■ **Short problem**
Transcribe all of the records word for word, but omit the pictures.

— begin —

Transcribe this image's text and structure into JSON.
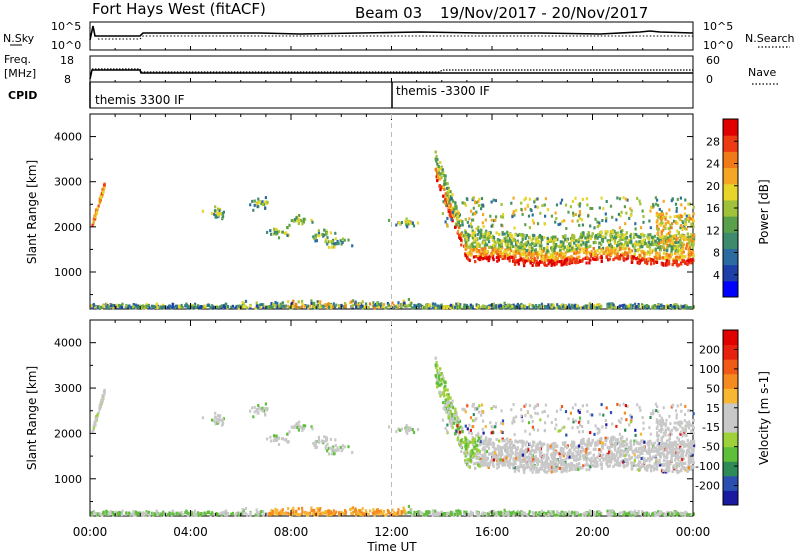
{
  "header": {
    "title": "Fort Hays West (fitACF)",
    "beam": "Beam 03",
    "date_range": "19/Nov/2017 - 20/Nov/2017"
  },
  "noise_panel": {
    "left_label": "N.Sky",
    "right_label": "N.Search",
    "left_ticks": [
      "10^5",
      "10^0"
    ],
    "right_ticks": [
      "10^5",
      "10^0"
    ]
  },
  "freq_panel": {
    "left_label_1": "Freq.",
    "left_label_2": "[MHz]",
    "right_label": "Nave",
    "left_ticks": [
      "18",
      "8"
    ],
    "right_ticks": [
      "60",
      "0"
    ]
  },
  "cpid_panel": {
    "label": "CPID",
    "segments": [
      {
        "start_hour": 0,
        "label": "themis 3300 IF"
      },
      {
        "start_hour": 12,
        "label": "themis -3300 IF"
      }
    ]
  },
  "chart_data": [
    {
      "type": "heatmap",
      "name": "power",
      "ylabel": "Slant Range [km]",
      "xlabel": "",
      "ylim": [
        180,
        4500
      ],
      "yticks": [
        1000,
        2000,
        3000,
        4000
      ],
      "xlim_hours": [
        0,
        24
      ],
      "colorbar": {
        "label": "Power [dB]",
        "ticks": [
          "4",
          "8",
          "12",
          "16",
          "20",
          "24",
          "28"
        ],
        "colors": [
          "#0000ff",
          "#1f3fa8",
          "#2b6ba0",
          "#3d8b6c",
          "#5aa04a",
          "#9fc23a",
          "#e8d52a",
          "#f5a623",
          "#f07a1a",
          "#ee3a12",
          "#e00000"
        ]
      }
    },
    {
      "type": "heatmap",
      "name": "velocity",
      "ylabel": "Slant Range [km]",
      "xlabel": "Time UT",
      "ylim": [
        180,
        4500
      ],
      "yticks": [
        1000,
        2000,
        3000,
        4000
      ],
      "xlim_hours": [
        0,
        24
      ],
      "xtick_labels": [
        "00:00",
        "04:00",
        "08:00",
        "12:00",
        "16:00",
        "20:00",
        "00:00"
      ],
      "colorbar": {
        "label": "Velocity [m s-1]",
        "ticks": [
          "200",
          "100",
          "50",
          "15",
          "-15",
          "-50",
          "-100",
          "-200"
        ],
        "colors": [
          "#1a1aa0",
          "#2a4fb0",
          "#2e8b57",
          "#5fbf3a",
          "#9fd23a",
          "#c8c8c8",
          "#c8c8c8",
          "#f7b733",
          "#f58a1f",
          "#f05a16",
          "#e8200e",
          "#e00000"
        ]
      }
    }
  ]
}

— end —

■ **Result of this exercise**
Transcribe this image's text and structure into JSON.
{
  "header": {
    "title": "Fort Hays West (fitACF)",
    "beam": "Beam 03",
    "date_range": "19/Nov/2017 - 20/Nov/2017"
  },
  "noise_panel": {
    "left_label": "N.Sky",
    "right_label": "N.Search",
    "left_ticks": [
      "10^5",
      "10^0"
    ],
    "right_ticks": [
      "10^5",
      "10^0"
    ]
  },
  "freq_panel": {
    "left_label_1": "Freq.",
    "left_label_2": "[MHz]",
    "right_label": "Nave",
    "left_ticks": [
      "18",
      "8"
    ],
    "right_ticks": [
      "60",
      "0"
    ]
  },
  "cpid_panel": {
    "label": "CPID",
    "segments": [
      {
        "start_hour": 0,
        "label": "themis 3300 IF"
      },
      {
        "start_hour": 12,
        "label": "themis -3300 IF"
      }
    ]
  },
  "chart_data": [
    {
      "type": "heatmap",
      "name": "power",
      "ylabel": "Slant Range [km]",
      "xlabel": "",
      "ylim": [
        180,
        4500
      ],
      "yticks": [
        1000,
        2000,
        3000,
        4000
      ],
      "xlim_hours": [
        0,
        24
      ],
      "colorbar": {
        "label": "Power [dB]",
        "ticks": [
          "4",
          "8",
          "12",
          "16",
          "20",
          "24",
          "28"
        ],
        "colors": [
          "#0000ff",
          "#1f3fa8",
          "#2b6ba0",
          "#3d8b6c",
          "#5aa04a",
          "#9fc23a",
          "#e8d52a",
          "#f5a623",
          "#f07a1a",
          "#ee3a12",
          "#e00000"
        ]
      }
    },
    {
      "type": "heatmap",
      "name": "velocity",
      "ylabel": "Slant Range [km]",
      "xlabel": "Time UT",
      "ylim": [
        180,
        4500
      ],
      "yticks": [
        1000,
        2000,
        3000,
        4000
      ],
      "xlim_hours": [
        0,
        24
      ],
      "xtick_labels": [
        "00:00",
        "04:00",
        "08:00",
        "12:00",
        "16:00",
        "20:00",
        "00:00"
      ],
      "colorbar": {
        "label": "Velocity [m s-1]",
        "ticks": [
          "200",
          "100",
          "50",
          "15",
          "-15",
          "-50",
          "-100",
          "-200"
        ],
        "colors": [
          "#1a1aa0",
          "#2a4fb0",
          "#2e8b57",
          "#5fbf3a",
          "#9fd23a",
          "#c8c8c8",
          "#c8c8c8",
          "#f7b733",
          "#f58a1f",
          "#f05a16",
          "#e8200e",
          "#e00000"
        ]
      }
    }
  ]
}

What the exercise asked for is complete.